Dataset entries
====================

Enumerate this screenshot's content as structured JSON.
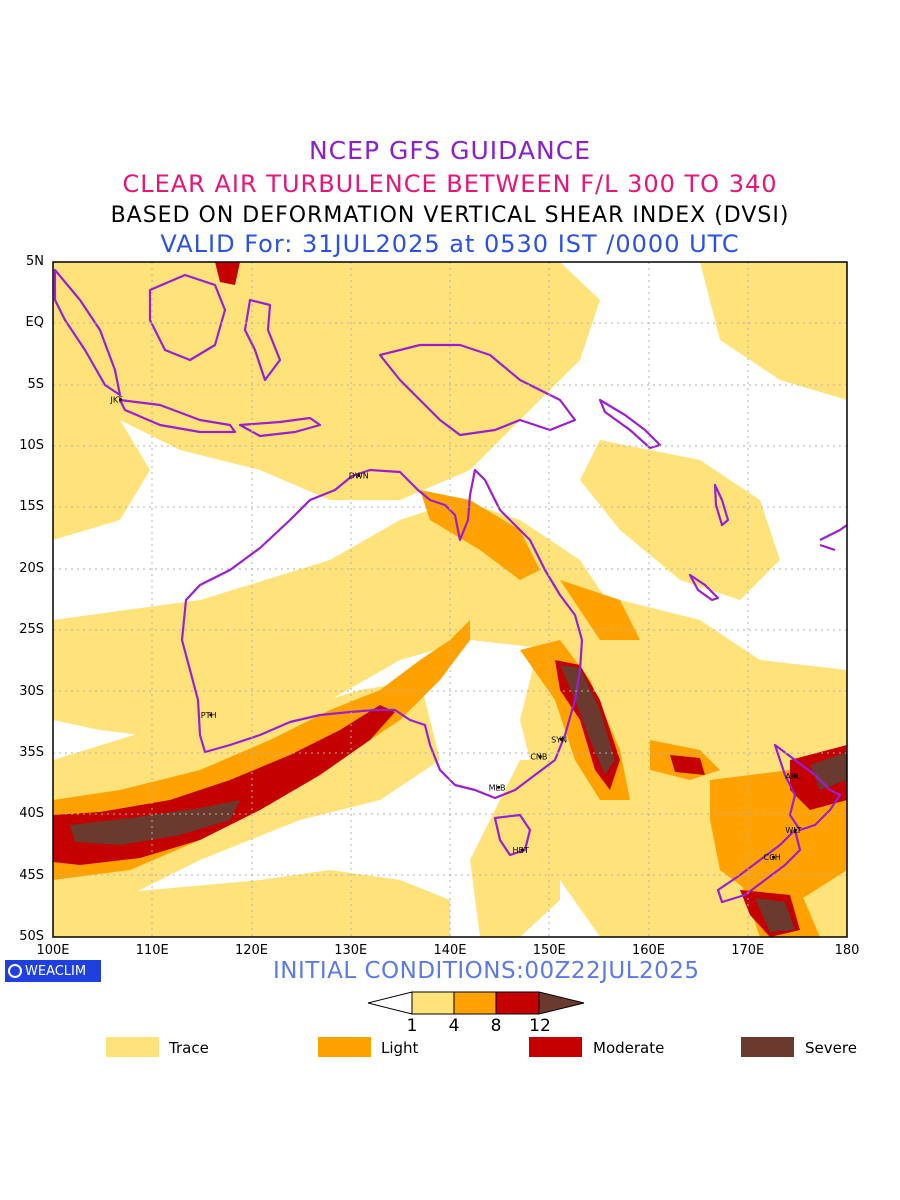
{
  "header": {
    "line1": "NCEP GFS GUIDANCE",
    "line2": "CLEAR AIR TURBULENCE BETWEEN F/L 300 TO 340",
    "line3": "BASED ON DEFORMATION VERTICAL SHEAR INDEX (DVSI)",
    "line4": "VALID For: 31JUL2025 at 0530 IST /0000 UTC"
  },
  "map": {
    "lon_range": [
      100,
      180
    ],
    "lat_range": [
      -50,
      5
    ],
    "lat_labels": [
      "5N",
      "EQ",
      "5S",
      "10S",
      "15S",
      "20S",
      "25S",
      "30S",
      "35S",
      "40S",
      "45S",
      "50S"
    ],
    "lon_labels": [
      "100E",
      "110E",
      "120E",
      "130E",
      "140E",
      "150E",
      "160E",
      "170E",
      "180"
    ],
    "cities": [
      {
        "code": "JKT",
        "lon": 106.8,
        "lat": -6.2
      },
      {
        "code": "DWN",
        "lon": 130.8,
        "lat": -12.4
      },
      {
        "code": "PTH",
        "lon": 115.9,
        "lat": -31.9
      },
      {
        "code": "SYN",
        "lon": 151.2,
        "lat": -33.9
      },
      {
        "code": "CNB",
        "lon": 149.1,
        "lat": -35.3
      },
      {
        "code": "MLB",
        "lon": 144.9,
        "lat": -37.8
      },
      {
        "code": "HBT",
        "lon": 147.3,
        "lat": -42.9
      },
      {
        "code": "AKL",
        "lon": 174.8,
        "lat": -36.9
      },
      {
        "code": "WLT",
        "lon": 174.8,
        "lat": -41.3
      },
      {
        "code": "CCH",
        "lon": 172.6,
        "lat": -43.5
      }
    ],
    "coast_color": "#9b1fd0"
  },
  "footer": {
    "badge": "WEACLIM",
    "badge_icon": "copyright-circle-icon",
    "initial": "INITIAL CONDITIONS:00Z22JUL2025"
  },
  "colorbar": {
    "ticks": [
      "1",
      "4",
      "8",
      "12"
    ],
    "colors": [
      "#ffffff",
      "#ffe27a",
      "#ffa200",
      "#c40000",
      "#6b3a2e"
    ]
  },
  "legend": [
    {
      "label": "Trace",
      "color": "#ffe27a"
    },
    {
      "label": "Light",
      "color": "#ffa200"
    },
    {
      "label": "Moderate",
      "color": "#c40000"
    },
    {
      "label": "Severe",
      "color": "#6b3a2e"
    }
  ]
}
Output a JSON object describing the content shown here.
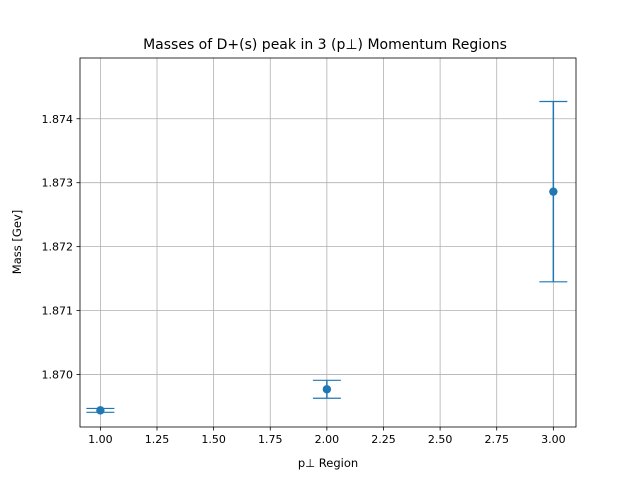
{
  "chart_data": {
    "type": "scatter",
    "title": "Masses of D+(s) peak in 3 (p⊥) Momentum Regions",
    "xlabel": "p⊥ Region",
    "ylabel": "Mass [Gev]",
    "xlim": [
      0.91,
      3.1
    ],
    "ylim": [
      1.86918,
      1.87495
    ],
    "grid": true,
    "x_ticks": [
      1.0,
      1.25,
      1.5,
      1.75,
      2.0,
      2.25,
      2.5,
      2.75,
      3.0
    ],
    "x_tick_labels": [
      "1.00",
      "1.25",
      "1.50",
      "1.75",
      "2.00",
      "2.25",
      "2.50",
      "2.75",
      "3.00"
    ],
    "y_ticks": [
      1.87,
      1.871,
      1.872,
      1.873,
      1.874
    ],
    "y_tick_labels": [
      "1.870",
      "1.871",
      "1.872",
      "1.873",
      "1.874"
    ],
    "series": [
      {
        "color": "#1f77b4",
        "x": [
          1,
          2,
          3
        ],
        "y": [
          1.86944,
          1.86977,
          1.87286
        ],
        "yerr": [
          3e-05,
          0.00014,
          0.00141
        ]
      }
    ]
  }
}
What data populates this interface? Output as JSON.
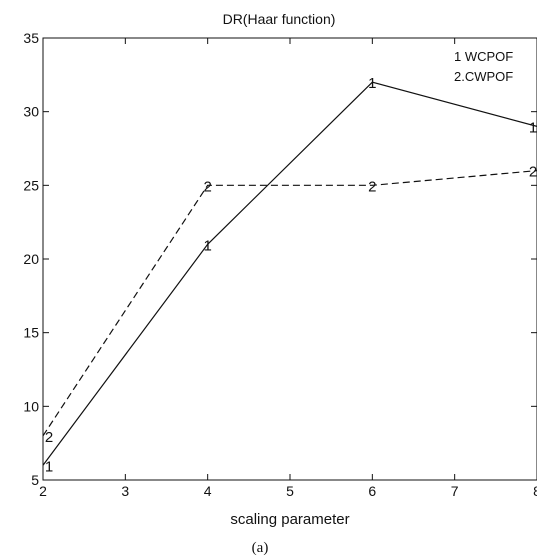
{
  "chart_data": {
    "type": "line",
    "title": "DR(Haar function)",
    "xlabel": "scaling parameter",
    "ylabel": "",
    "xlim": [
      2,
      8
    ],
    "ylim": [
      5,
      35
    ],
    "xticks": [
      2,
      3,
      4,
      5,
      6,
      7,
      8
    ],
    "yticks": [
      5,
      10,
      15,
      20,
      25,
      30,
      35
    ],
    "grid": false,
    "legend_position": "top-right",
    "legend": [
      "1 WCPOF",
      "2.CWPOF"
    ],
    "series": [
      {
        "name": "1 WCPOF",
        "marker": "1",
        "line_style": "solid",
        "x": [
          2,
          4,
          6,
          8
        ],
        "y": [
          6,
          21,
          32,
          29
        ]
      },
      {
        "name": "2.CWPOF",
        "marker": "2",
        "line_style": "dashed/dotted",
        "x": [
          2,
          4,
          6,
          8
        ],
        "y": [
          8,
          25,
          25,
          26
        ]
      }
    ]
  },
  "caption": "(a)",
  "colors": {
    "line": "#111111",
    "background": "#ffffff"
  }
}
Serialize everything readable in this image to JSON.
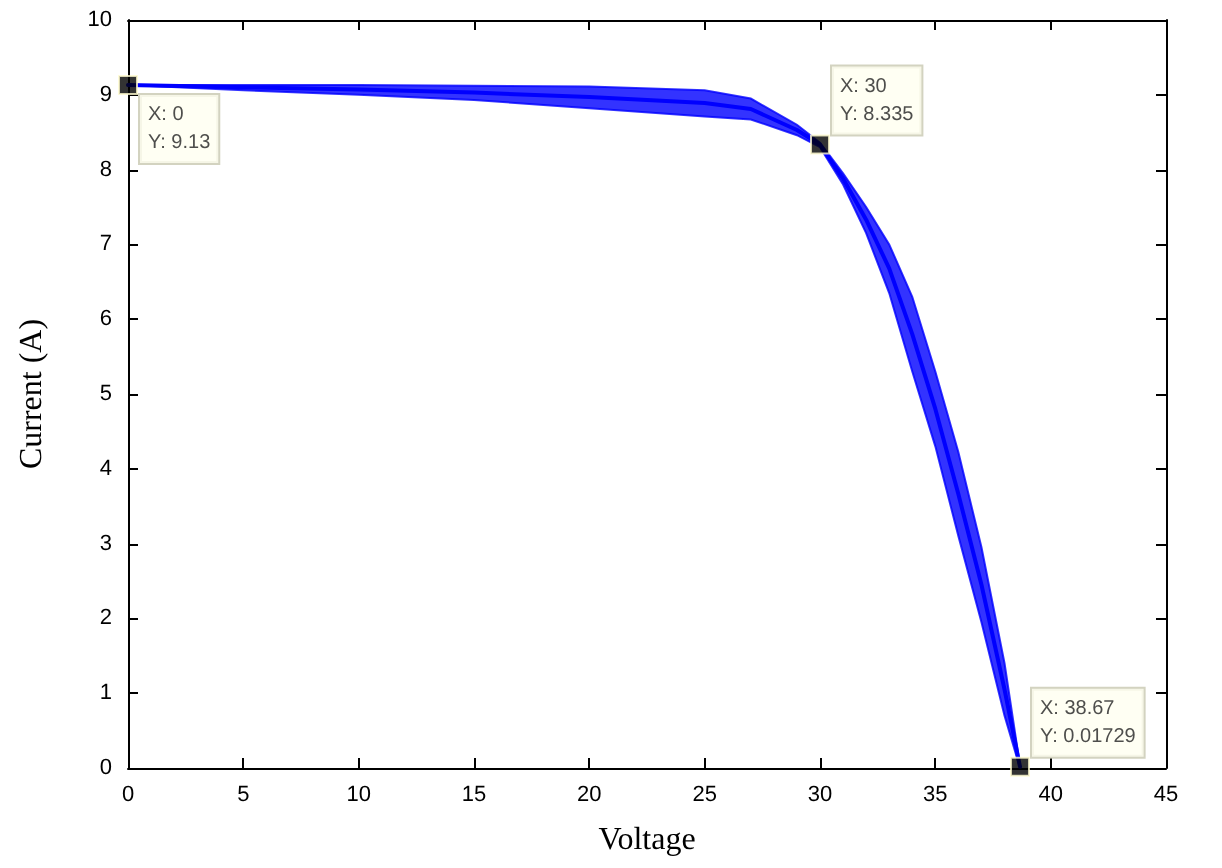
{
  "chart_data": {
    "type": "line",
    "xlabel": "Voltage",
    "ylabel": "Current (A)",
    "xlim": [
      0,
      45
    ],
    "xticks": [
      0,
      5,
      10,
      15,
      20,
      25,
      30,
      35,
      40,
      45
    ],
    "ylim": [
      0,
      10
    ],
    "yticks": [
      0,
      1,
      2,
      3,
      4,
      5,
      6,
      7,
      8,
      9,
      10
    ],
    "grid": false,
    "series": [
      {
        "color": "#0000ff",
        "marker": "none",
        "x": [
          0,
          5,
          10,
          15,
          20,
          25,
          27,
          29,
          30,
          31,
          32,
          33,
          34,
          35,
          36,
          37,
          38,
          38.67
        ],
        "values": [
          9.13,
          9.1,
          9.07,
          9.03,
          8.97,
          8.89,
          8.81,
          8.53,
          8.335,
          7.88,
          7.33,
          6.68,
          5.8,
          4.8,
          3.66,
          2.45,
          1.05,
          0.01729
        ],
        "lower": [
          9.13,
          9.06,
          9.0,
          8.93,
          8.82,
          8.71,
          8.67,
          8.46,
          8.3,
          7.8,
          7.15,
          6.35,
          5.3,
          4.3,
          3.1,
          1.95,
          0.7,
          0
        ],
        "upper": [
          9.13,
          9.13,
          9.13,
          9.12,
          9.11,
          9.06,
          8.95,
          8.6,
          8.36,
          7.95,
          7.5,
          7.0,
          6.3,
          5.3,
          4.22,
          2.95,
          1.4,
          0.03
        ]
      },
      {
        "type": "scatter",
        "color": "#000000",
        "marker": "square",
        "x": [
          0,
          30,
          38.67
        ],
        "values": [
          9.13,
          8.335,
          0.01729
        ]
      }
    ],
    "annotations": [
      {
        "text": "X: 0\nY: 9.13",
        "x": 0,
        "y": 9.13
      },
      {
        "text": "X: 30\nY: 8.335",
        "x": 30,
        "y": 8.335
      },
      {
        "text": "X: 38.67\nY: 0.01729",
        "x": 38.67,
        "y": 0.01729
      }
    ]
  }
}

====================

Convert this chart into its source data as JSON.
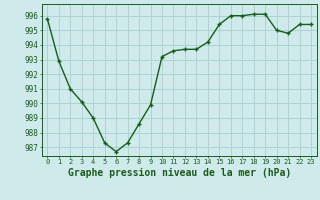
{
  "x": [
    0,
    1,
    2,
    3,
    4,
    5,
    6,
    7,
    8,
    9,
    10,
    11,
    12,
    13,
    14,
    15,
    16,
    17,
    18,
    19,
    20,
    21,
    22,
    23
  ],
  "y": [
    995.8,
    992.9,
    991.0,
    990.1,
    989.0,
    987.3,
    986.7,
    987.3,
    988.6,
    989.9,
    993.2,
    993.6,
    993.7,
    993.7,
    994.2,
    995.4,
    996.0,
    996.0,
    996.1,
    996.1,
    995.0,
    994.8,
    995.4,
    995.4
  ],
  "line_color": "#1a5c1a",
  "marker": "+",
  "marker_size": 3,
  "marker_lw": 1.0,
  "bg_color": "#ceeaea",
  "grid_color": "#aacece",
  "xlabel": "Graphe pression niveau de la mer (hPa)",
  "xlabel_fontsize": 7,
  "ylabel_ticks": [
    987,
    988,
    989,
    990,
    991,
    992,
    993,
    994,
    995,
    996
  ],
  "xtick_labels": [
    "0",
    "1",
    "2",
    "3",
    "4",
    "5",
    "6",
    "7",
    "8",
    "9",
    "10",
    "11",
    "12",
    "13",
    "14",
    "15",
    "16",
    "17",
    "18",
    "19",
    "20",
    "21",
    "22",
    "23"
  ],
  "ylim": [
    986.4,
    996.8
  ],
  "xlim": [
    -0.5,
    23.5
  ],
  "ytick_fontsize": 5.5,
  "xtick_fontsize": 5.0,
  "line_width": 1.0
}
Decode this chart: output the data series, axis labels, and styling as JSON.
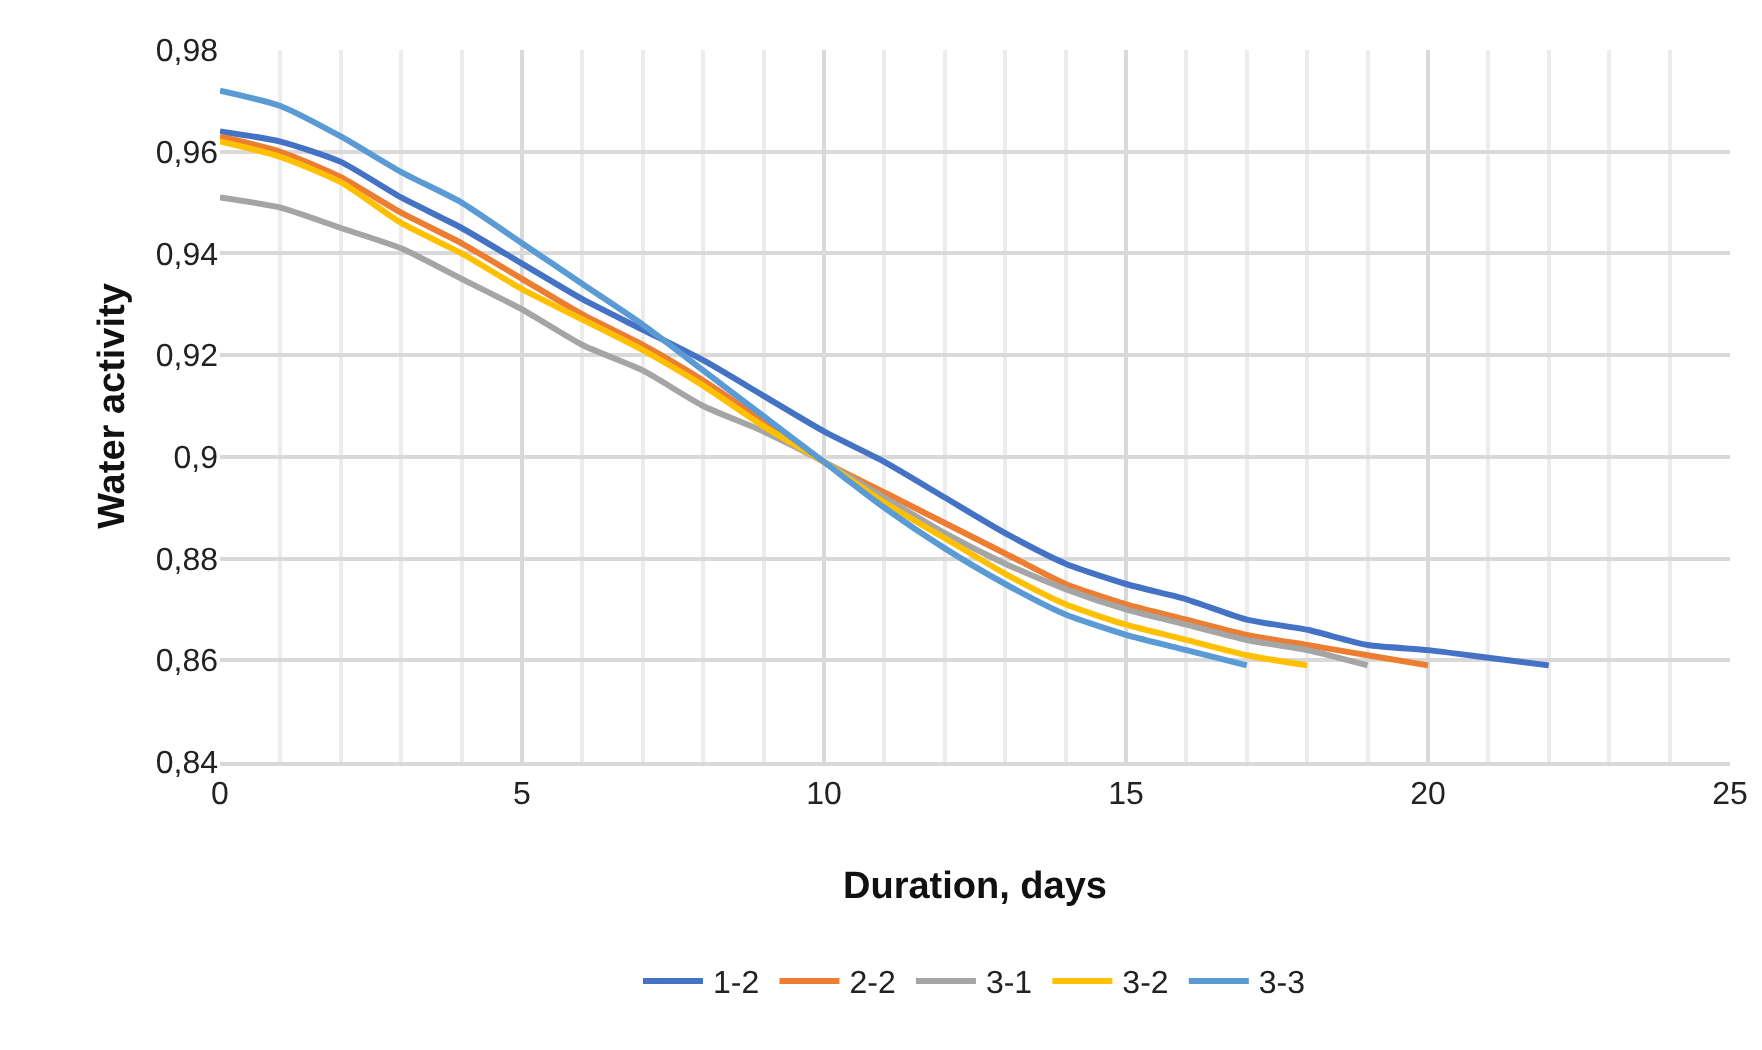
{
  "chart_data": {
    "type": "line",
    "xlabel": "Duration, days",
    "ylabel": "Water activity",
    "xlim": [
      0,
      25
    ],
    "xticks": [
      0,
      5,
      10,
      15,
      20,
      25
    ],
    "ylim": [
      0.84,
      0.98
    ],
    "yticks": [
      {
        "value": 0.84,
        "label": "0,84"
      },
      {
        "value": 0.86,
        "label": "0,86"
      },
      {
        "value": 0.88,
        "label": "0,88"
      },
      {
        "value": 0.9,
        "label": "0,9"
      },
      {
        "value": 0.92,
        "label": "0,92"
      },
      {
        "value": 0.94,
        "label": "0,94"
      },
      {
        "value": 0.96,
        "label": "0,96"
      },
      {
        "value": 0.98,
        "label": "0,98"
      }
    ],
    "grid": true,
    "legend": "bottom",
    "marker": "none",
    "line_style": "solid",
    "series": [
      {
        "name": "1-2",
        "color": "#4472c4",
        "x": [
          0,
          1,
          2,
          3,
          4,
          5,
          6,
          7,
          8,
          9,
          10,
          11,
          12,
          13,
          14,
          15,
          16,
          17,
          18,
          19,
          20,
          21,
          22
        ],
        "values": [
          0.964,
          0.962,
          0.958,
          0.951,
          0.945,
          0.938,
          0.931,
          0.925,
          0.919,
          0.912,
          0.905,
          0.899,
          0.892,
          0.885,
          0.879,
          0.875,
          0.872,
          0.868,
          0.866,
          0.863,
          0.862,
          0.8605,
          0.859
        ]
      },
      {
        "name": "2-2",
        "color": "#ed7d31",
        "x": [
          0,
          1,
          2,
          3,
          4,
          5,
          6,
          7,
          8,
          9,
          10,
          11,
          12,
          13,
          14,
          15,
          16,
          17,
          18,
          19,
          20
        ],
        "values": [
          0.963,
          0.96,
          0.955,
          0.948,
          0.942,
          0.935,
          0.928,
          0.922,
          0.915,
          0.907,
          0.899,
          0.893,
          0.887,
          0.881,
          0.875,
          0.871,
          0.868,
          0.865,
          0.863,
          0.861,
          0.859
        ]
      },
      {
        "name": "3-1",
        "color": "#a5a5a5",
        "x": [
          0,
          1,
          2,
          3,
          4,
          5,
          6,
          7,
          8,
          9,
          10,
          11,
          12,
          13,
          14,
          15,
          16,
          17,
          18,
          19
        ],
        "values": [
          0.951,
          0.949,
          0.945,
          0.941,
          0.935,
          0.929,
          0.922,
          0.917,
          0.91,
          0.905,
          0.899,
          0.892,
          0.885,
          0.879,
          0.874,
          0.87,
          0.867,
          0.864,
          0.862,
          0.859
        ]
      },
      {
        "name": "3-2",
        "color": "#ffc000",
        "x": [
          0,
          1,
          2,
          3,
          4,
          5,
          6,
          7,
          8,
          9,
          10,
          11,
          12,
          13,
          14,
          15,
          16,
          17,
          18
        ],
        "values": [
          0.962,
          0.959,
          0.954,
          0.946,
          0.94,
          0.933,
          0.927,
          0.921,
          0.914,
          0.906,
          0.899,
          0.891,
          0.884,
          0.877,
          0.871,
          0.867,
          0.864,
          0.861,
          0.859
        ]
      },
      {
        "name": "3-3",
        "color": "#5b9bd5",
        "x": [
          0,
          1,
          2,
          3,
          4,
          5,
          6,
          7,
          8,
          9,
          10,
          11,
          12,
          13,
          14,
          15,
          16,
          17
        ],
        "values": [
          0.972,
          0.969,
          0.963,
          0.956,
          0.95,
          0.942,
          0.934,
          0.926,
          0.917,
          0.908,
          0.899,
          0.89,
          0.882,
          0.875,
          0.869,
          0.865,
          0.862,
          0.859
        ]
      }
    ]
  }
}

====================

§ Problem
Show the lines of the records that include the string "title".

§ Reply
    "title": "Masses of D+(s) peak in 3 (p⊥) Momentum Regions",
    "title": "DR(Haar function)",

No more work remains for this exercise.